WRITTEN TASK:
Transcribe the whole listing without a single picture.

INPUT MATERIAL:
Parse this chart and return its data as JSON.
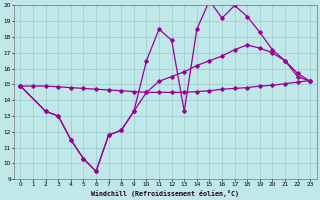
{
  "xlabel": "Windchill (Refroidissement éolien,°C)",
  "xlim": [
    -0.5,
    23.5
  ],
  "ylim": [
    9,
    20
  ],
  "yticks": [
    9,
    10,
    11,
    12,
    13,
    14,
    15,
    16,
    17,
    18,
    19,
    20
  ],
  "xticks": [
    0,
    1,
    2,
    3,
    4,
    5,
    6,
    7,
    8,
    9,
    10,
    11,
    12,
    13,
    14,
    15,
    16,
    17,
    18,
    19,
    20,
    21,
    22,
    23
  ],
  "bg_color": "#c0e8e8",
  "line_color": "#990099",
  "grid_color": "#99cccc",
  "line1_x": [
    0,
    1,
    2,
    3,
    4,
    5,
    6,
    7,
    8,
    9,
    10,
    11,
    12,
    13,
    14,
    15,
    16,
    17,
    18,
    19,
    20,
    21,
    22,
    23
  ],
  "line1_y": [
    14.9,
    14.9,
    14.9,
    14.85,
    14.8,
    14.75,
    14.7,
    14.65,
    14.6,
    14.55,
    14.5,
    14.5,
    14.5,
    14.5,
    14.55,
    14.6,
    14.7,
    14.75,
    14.8,
    14.9,
    14.95,
    15.05,
    15.15,
    15.25
  ],
  "line2_x": [
    0,
    2,
    3,
    4,
    5,
    6,
    7,
    8,
    9,
    10,
    11,
    12,
    13,
    14,
    15,
    16,
    17,
    18,
    19,
    20,
    21,
    22,
    23
  ],
  "line2_y": [
    14.9,
    13.3,
    13.0,
    11.5,
    10.3,
    9.5,
    11.8,
    12.1,
    13.3,
    16.5,
    18.5,
    17.8,
    13.3,
    18.5,
    20.3,
    19.2,
    20.0,
    19.3,
    18.3,
    17.2,
    16.5,
    15.5,
    15.2
  ],
  "line3_x": [
    0,
    2,
    3,
    4,
    5,
    6,
    7,
    8,
    9,
    10,
    11,
    12,
    13,
    14,
    15,
    16,
    17,
    18,
    19,
    20,
    21,
    22,
    23
  ],
  "line3_y": [
    14.9,
    13.3,
    13.0,
    11.5,
    10.3,
    9.5,
    11.8,
    12.1,
    13.3,
    14.5,
    15.2,
    15.5,
    15.8,
    16.2,
    16.5,
    16.8,
    17.2,
    17.5,
    17.3,
    17.0,
    16.5,
    15.7,
    15.2
  ]
}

EXERCISE RESPONSE:
Parse this chart and return its data as JSON.
{
  "xlabel": "Windchill (Refroidissement éolien,°C)",
  "xlim": [
    -0.5,
    23.5
  ],
  "ylim": [
    9,
    20
  ],
  "yticks": [
    9,
    10,
    11,
    12,
    13,
    14,
    15,
    16,
    17,
    18,
    19,
    20
  ],
  "xticks": [
    0,
    1,
    2,
    3,
    4,
    5,
    6,
    7,
    8,
    9,
    10,
    11,
    12,
    13,
    14,
    15,
    16,
    17,
    18,
    19,
    20,
    21,
    22,
    23
  ],
  "bg_color": "#c0e8e8",
  "line_color": "#990099",
  "grid_color": "#99cccc",
  "line1_x": [
    0,
    1,
    2,
    3,
    4,
    5,
    6,
    7,
    8,
    9,
    10,
    11,
    12,
    13,
    14,
    15,
    16,
    17,
    18,
    19,
    20,
    21,
    22,
    23
  ],
  "line1_y": [
    14.9,
    14.9,
    14.9,
    14.85,
    14.8,
    14.75,
    14.7,
    14.65,
    14.6,
    14.55,
    14.5,
    14.5,
    14.5,
    14.5,
    14.55,
    14.6,
    14.7,
    14.75,
    14.8,
    14.9,
    14.95,
    15.05,
    15.15,
    15.25
  ],
  "line2_x": [
    0,
    2,
    3,
    4,
    5,
    6,
    7,
    8,
    9,
    10,
    11,
    12,
    13,
    14,
    15,
    16,
    17,
    18,
    19,
    20,
    21,
    22,
    23
  ],
  "line2_y": [
    14.9,
    13.3,
    13.0,
    11.5,
    10.3,
    9.5,
    11.8,
    12.1,
    13.3,
    16.5,
    18.5,
    17.8,
    13.3,
    18.5,
    20.3,
    19.2,
    20.0,
    19.3,
    18.3,
    17.2,
    16.5,
    15.5,
    15.2
  ],
  "line3_x": [
    0,
    2,
    3,
    4,
    5,
    6,
    7,
    8,
    9,
    10,
    11,
    12,
    13,
    14,
    15,
    16,
    17,
    18,
    19,
    20,
    21,
    22,
    23
  ],
  "line3_y": [
    14.9,
    13.3,
    13.0,
    11.5,
    10.3,
    9.5,
    11.8,
    12.1,
    13.3,
    14.5,
    15.2,
    15.5,
    15.8,
    16.2,
    16.5,
    16.8,
    17.2,
    17.5,
    17.3,
    17.0,
    16.5,
    15.7,
    15.2
  ]
}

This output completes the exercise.